MATERIAL FOR THE TASK –
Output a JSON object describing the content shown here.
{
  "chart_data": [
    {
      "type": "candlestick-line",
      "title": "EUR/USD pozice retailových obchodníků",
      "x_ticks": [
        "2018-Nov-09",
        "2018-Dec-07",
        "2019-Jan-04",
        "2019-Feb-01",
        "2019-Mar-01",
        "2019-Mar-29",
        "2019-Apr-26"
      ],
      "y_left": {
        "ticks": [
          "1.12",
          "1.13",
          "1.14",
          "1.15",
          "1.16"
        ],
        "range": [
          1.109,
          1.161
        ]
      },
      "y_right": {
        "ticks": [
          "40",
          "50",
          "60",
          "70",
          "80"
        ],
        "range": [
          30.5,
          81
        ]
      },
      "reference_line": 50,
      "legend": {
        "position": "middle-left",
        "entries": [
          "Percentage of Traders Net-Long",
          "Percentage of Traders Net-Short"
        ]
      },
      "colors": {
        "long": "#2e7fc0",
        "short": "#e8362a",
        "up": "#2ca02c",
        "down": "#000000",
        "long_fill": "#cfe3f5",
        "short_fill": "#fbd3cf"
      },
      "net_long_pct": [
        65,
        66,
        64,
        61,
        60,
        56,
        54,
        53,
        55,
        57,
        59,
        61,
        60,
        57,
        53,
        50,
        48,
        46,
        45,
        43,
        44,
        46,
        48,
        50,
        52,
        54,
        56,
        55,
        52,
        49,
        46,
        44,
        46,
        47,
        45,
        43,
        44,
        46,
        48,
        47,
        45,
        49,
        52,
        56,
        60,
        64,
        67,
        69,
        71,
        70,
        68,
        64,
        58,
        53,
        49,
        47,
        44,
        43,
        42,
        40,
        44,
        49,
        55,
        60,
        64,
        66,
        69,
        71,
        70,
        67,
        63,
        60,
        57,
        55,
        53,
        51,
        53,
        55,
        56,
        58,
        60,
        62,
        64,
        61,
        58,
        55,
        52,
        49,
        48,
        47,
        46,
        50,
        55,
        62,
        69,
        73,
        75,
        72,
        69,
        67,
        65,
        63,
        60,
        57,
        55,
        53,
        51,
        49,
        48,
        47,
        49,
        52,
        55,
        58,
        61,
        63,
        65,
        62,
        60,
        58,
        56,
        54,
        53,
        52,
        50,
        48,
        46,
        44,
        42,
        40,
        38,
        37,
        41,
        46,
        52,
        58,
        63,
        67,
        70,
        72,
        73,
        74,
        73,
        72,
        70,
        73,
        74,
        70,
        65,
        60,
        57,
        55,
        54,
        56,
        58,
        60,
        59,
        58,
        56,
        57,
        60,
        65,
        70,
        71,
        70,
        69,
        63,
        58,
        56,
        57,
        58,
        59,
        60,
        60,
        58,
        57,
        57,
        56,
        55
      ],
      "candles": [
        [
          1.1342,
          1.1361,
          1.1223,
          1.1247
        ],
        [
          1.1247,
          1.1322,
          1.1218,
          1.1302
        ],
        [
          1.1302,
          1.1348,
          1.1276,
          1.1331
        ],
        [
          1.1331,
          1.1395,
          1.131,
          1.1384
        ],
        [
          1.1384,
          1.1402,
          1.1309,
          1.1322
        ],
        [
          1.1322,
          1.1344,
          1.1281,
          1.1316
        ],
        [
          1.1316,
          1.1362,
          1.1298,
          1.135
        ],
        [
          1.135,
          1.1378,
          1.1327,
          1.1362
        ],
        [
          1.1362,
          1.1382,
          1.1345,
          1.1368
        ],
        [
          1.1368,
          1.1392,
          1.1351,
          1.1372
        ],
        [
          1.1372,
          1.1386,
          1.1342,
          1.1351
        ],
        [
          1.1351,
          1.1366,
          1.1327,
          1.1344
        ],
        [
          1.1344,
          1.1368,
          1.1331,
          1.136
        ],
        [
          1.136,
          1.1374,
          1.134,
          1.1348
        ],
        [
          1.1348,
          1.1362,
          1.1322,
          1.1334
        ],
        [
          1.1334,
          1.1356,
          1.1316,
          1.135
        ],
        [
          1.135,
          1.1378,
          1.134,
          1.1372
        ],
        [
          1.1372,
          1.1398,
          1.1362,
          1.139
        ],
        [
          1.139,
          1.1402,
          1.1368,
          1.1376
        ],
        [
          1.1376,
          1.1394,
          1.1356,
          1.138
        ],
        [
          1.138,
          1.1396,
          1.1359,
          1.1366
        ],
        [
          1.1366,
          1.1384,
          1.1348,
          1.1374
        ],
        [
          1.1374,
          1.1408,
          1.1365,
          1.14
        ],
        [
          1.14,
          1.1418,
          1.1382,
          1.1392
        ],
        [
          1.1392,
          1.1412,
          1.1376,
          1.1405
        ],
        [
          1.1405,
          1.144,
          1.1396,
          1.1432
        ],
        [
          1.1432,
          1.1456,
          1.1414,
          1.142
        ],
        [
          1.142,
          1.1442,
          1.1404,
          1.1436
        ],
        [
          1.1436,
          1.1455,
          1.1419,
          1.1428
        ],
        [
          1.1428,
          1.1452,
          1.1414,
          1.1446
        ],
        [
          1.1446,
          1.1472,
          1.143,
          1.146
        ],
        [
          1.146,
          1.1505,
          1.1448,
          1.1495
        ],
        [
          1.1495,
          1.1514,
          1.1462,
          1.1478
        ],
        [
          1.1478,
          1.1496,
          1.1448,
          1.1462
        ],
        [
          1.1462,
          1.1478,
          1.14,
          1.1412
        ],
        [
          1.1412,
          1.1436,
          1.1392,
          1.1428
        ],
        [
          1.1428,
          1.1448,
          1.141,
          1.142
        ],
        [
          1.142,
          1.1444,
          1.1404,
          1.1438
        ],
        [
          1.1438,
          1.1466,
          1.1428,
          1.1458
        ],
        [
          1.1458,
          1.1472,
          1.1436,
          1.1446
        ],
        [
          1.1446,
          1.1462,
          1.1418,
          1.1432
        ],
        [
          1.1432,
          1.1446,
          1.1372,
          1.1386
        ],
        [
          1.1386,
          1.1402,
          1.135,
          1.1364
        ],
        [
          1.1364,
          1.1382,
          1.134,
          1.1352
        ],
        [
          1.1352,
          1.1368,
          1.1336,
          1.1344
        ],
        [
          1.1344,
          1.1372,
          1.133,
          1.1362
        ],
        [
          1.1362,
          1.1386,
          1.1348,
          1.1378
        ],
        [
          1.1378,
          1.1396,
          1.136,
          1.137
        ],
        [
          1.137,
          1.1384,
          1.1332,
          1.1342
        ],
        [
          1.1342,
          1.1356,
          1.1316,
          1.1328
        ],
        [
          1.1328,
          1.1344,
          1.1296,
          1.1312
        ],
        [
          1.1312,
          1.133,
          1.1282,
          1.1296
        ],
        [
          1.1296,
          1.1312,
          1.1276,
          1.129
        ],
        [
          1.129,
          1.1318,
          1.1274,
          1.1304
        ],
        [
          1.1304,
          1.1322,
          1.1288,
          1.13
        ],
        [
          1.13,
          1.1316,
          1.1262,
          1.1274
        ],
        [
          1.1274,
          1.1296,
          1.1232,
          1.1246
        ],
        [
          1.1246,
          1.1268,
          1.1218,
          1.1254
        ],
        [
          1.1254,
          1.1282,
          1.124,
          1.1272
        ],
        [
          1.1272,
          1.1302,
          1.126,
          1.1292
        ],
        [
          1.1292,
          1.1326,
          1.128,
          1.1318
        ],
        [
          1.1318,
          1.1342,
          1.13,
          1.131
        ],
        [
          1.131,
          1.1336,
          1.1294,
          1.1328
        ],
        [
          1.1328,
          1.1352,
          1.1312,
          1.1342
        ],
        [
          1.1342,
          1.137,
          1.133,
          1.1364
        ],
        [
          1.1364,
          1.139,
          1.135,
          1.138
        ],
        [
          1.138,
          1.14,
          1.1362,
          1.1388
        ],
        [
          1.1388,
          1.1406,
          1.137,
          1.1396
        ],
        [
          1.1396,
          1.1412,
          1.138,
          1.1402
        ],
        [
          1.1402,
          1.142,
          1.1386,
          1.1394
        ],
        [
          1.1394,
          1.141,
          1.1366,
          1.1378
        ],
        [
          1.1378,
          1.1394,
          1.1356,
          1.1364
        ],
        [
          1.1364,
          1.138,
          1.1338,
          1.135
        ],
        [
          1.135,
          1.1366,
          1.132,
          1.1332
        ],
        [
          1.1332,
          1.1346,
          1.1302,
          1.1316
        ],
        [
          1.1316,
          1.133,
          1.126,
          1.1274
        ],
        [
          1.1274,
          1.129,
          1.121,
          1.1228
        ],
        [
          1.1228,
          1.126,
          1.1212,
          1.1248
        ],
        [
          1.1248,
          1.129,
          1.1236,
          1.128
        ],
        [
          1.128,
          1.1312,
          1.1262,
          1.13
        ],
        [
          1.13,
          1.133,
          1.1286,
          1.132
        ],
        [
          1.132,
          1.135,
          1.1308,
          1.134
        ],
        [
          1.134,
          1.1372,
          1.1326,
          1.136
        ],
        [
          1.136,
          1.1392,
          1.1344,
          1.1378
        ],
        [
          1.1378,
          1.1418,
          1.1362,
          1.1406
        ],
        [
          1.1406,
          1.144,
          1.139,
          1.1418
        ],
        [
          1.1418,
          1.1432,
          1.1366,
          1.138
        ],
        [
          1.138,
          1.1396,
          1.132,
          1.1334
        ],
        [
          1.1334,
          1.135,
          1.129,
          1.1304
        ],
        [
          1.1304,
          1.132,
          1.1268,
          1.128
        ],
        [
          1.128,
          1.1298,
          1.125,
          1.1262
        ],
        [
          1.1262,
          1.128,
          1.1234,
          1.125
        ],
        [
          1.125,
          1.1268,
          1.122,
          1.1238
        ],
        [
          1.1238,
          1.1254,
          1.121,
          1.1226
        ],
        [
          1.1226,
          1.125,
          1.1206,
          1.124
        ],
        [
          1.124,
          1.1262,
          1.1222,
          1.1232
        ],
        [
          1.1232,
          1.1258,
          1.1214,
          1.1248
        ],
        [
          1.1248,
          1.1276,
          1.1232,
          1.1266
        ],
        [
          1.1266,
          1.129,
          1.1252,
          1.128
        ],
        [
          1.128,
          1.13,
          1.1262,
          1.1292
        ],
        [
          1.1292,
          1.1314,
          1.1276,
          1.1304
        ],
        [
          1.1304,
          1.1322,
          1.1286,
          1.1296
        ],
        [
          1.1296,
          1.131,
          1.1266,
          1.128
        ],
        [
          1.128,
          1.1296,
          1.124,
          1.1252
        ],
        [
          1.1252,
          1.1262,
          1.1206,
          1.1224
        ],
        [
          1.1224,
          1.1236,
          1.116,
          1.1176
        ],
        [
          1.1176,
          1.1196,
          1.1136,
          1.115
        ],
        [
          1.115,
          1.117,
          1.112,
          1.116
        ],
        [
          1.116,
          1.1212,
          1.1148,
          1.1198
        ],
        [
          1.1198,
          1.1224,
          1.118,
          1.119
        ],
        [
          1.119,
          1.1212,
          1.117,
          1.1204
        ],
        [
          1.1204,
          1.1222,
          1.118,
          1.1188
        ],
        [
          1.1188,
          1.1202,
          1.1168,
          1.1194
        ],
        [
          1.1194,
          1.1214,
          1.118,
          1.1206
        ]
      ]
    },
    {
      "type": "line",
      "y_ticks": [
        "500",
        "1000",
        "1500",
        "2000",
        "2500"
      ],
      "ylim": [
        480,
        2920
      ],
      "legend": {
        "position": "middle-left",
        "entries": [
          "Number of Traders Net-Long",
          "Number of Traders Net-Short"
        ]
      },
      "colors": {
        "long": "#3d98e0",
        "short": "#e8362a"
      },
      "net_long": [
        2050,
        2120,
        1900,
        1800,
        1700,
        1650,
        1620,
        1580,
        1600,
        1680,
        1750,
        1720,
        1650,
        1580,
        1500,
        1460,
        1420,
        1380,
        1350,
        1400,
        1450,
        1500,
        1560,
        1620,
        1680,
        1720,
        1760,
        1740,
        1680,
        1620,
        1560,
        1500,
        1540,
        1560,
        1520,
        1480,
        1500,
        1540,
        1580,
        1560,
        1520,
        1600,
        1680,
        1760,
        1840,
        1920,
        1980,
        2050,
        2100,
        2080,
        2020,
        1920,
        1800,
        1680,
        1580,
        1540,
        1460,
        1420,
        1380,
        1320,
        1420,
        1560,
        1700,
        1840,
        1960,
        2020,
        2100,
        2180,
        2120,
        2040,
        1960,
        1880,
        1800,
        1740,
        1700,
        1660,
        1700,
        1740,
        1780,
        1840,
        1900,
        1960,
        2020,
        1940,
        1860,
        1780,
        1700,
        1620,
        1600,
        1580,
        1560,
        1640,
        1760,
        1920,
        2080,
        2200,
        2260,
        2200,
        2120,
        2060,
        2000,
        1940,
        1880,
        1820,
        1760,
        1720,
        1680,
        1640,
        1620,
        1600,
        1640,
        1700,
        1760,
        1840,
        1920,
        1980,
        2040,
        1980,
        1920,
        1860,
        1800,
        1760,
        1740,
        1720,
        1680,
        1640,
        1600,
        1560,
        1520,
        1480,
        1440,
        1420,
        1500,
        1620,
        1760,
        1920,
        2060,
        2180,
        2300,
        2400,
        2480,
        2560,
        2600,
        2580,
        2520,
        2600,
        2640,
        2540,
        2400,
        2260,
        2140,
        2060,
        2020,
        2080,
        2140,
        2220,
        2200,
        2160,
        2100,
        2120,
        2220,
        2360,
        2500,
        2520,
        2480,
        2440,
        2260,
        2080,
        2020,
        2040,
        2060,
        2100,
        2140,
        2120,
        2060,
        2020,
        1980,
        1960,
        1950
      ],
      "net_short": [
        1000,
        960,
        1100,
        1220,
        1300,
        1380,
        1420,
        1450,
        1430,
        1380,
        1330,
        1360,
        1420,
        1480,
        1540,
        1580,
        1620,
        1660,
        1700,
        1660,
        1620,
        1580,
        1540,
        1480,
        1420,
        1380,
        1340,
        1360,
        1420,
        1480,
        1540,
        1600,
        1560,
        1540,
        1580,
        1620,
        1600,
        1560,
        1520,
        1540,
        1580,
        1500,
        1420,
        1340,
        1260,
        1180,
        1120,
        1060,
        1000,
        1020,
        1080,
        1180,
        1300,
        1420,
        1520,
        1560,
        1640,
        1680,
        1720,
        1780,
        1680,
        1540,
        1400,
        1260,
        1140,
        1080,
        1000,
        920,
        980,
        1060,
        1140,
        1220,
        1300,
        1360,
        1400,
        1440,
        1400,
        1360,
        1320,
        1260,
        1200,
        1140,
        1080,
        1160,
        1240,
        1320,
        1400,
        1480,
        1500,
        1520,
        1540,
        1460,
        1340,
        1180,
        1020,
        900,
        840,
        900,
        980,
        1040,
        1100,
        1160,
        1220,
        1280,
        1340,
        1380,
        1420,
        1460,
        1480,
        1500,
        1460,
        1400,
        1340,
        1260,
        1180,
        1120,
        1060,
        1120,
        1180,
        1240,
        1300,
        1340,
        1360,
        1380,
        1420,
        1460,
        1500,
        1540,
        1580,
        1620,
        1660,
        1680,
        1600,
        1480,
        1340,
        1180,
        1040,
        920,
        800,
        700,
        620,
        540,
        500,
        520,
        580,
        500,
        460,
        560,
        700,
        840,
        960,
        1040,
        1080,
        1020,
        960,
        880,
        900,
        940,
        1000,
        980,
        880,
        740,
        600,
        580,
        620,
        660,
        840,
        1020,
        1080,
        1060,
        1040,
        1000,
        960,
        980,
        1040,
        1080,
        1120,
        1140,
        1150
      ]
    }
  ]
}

WHAT IS ASKED – Where a line of the data holds "Number", show that line.

ANSWER TO THE PROBLEM –
          "Number of Traders Net-Long",
          "Number of Traders Net-Short"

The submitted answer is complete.